**Structured figure records:**
+ + + + + + +

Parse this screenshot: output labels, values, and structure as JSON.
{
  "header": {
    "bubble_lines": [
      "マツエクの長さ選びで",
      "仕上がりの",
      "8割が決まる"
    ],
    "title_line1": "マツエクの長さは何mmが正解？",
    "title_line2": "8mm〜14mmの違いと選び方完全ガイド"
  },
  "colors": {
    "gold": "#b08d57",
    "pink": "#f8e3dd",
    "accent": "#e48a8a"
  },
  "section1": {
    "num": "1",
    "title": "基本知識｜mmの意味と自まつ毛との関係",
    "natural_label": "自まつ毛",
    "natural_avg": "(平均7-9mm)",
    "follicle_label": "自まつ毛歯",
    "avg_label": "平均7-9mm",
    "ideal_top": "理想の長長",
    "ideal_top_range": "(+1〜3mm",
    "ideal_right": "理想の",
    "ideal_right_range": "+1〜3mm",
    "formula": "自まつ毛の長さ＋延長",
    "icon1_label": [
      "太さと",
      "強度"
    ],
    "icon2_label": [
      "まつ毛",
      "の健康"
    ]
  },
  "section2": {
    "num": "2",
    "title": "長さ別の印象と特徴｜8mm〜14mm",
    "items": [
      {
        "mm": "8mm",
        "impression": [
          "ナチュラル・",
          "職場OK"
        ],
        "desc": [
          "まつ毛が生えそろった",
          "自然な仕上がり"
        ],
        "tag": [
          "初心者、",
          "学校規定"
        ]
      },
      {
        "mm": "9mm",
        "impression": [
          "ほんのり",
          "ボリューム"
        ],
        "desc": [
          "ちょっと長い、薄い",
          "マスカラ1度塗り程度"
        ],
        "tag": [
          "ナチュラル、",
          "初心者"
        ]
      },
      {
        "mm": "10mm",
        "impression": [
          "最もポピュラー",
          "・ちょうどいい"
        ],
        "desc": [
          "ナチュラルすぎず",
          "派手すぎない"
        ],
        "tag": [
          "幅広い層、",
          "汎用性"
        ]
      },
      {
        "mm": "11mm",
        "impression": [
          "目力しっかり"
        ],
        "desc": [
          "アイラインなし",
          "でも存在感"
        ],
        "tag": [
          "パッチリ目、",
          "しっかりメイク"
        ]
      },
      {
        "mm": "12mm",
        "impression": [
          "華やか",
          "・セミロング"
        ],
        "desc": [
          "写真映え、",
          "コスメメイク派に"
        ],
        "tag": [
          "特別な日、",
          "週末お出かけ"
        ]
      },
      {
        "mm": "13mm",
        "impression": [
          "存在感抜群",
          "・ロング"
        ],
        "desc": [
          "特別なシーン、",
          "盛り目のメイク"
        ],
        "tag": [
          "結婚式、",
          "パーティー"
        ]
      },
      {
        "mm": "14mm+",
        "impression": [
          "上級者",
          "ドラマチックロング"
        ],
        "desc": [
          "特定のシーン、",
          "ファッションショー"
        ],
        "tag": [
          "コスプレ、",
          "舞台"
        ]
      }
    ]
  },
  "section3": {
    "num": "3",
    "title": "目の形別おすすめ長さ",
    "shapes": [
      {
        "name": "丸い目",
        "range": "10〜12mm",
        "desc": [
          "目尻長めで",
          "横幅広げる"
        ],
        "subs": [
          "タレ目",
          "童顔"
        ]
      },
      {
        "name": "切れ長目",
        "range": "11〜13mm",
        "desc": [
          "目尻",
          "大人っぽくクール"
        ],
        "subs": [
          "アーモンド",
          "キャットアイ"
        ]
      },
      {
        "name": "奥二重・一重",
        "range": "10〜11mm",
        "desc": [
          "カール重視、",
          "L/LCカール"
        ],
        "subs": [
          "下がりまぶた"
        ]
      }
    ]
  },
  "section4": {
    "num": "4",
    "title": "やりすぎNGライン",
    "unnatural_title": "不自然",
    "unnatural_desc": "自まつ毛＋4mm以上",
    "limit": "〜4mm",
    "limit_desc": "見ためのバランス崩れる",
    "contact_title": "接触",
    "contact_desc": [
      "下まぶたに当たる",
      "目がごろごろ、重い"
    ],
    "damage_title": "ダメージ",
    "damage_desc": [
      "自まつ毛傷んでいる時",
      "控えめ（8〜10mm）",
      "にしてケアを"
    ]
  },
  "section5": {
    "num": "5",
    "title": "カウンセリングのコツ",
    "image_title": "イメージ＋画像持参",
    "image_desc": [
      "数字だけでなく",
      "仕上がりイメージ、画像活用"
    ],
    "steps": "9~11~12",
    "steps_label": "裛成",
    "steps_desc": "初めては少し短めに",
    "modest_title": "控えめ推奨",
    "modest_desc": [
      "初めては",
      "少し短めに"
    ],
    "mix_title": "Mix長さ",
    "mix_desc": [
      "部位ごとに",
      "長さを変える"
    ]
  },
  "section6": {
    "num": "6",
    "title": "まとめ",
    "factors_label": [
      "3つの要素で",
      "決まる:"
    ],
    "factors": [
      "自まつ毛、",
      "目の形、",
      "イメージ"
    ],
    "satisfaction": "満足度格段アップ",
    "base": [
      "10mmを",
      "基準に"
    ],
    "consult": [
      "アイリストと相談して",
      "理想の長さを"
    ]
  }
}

+ + + + + + +

**TASK BRIEF:**
Set down the entries above again, word for word.

**SOLUTION TO THIS TASK:**
Parse this screenshot: output labels, values, and structure as JSON.
{
  "header": {
    "bubble_lines": [
      "マツエクの長さ選びで",
      "仕上がりの",
      "8割が決まる"
    ],
    "title_line1": "マツエクの長さは何mmが正解？",
    "title_line2": "8mm〜14mmの違いと選び方完全ガイド"
  },
  "colors": {
    "gold": "#b08d57",
    "pink": "#f8e3dd",
    "accent": "#e48a8a"
  },
  "section1": {
    "num": "1",
    "title": "基本知識｜mmの意味と自まつ毛との関係",
    "natural_label": "自まつ毛",
    "natural_avg": "(平均7-9mm)",
    "follicle_label": "自まつ毛歯",
    "avg_label": "平均7-9mm",
    "ideal_top": "理想の長長",
    "ideal_top_range": "(+1〜3mm",
    "ideal_right": "理想の",
    "ideal_right_range": "+1〜3mm",
    "formula": "自まつ毛の長さ＋延長",
    "icon1_label": [
      "太さと",
      "強度"
    ],
    "icon2_label": [
      "まつ毛",
      "の健康"
    ]
  },
  "section2": {
    "num": "2",
    "title": "長さ別の印象と特徴｜8mm〜14mm",
    "items": [
      {
        "mm": "8mm",
        "impression": [
          "ナチュラル・",
          "職場OK"
        ],
        "desc": [
          "まつ毛が生えそろった",
          "自然な仕上がり"
        ],
        "tag": [
          "初心者、",
          "学校規定"
        ]
      },
      {
        "mm": "9mm",
        "impression": [
          "ほんのり",
          "ボリューム"
        ],
        "desc": [
          "ちょっと長い、薄い",
          "マスカラ1度塗り程度"
        ],
        "tag": [
          "ナチュラル、",
          "初心者"
        ]
      },
      {
        "mm": "10mm",
        "impression": [
          "最もポピュラー",
          "・ちょうどいい"
        ],
        "desc": [
          "ナチュラルすぎず",
          "派手すぎない"
        ],
        "tag": [
          "幅広い層、",
          "汎用性"
        ]
      },
      {
        "mm": "11mm",
        "impression": [
          "目力しっかり"
        ],
        "desc": [
          "アイラインなし",
          "でも存在感"
        ],
        "tag": [
          "パッチリ目、",
          "しっかりメイク"
        ]
      },
      {
        "mm": "12mm",
        "impression": [
          "華やか",
          "・セミロング"
        ],
        "desc": [
          "写真映え、",
          "コスメメイク派に"
        ],
        "tag": [
          "特別な日、",
          "週末お出かけ"
        ]
      },
      {
        "mm": "13mm",
        "impression": [
          "存在感抜群",
          "・ロング"
        ],
        "desc": [
          "特別なシーン、",
          "盛り目のメイク"
        ],
        "tag": [
          "結婚式、",
          "パーティー"
        ]
      },
      {
        "mm": "14mm+",
        "impression": [
          "上級者",
          "ドラマチックロング"
        ],
        "desc": [
          "特定のシーン、",
          "ファッションショー"
        ],
        "tag": [
          "コスプレ、",
          "舞台"
        ]
      }
    ]
  },
  "section3": {
    "num": "3",
    "title": "目の形別おすすめ長さ",
    "shapes": [
      {
        "name": "丸い目",
        "range": "10〜12mm",
        "desc": [
          "目尻長めで",
          "横幅広げる"
        ],
        "subs": [
          "タレ目",
          "童顔"
        ]
      },
      {
        "name": "切れ長目",
        "range": "11〜13mm",
        "desc": [
          "目尻",
          "大人っぽくクール"
        ],
        "subs": [
          "アーモンド",
          "キャットアイ"
        ]
      },
      {
        "name": "奥二重・一重",
        "range": "10〜11mm",
        "desc": [
          "カール重視、",
          "L/LCカール"
        ],
        "subs": [
          "下がりまぶた"
        ]
      }
    ]
  },
  "section4": {
    "num": "4",
    "title": "やりすぎNGライン",
    "unnatural_title": "不自然",
    "unnatural_desc": "自まつ毛＋4mm以上",
    "limit": "〜4mm",
    "limit_desc": "見ためのバランス崩れる",
    "contact_title": "接触",
    "contact_desc": [
      "下まぶたに当たる",
      "目がごろごろ、重い"
    ],
    "damage_title": "ダメージ",
    "damage_desc": [
      "自まつ毛傷んでいる時",
      "控えめ（8〜10mm）",
      "にしてケアを"
    ]
  },
  "section5": {
    "num": "5",
    "title": "カウンセリングのコツ",
    "image_title": "イメージ＋画像持参",
    "image_desc": [
      "数字だけでなく",
      "仕上がりイメージ、画像活用"
    ],
    "steps": "9~11~12",
    "steps_label": "裛成",
    "steps_desc": "初めては少し短めに",
    "modest_title": "控えめ推奨",
    "modest_desc": [
      "初めては",
      "少し短めに"
    ],
    "mix_title": "Mix長さ",
    "mix_desc": [
      "部位ごとに",
      "長さを変える"
    ]
  },
  "section6": {
    "num": "6",
    "title": "まとめ",
    "factors_label": [
      "3つの要素で",
      "決まる:"
    ],
    "factors": [
      "自まつ毛、",
      "目の形、",
      "イメージ"
    ],
    "satisfaction": "満足度格段アップ",
    "base": [
      "10mmを",
      "基準に"
    ],
    "consult": [
      "アイリストと相談して",
      "理想の長さを"
    ]
  }
}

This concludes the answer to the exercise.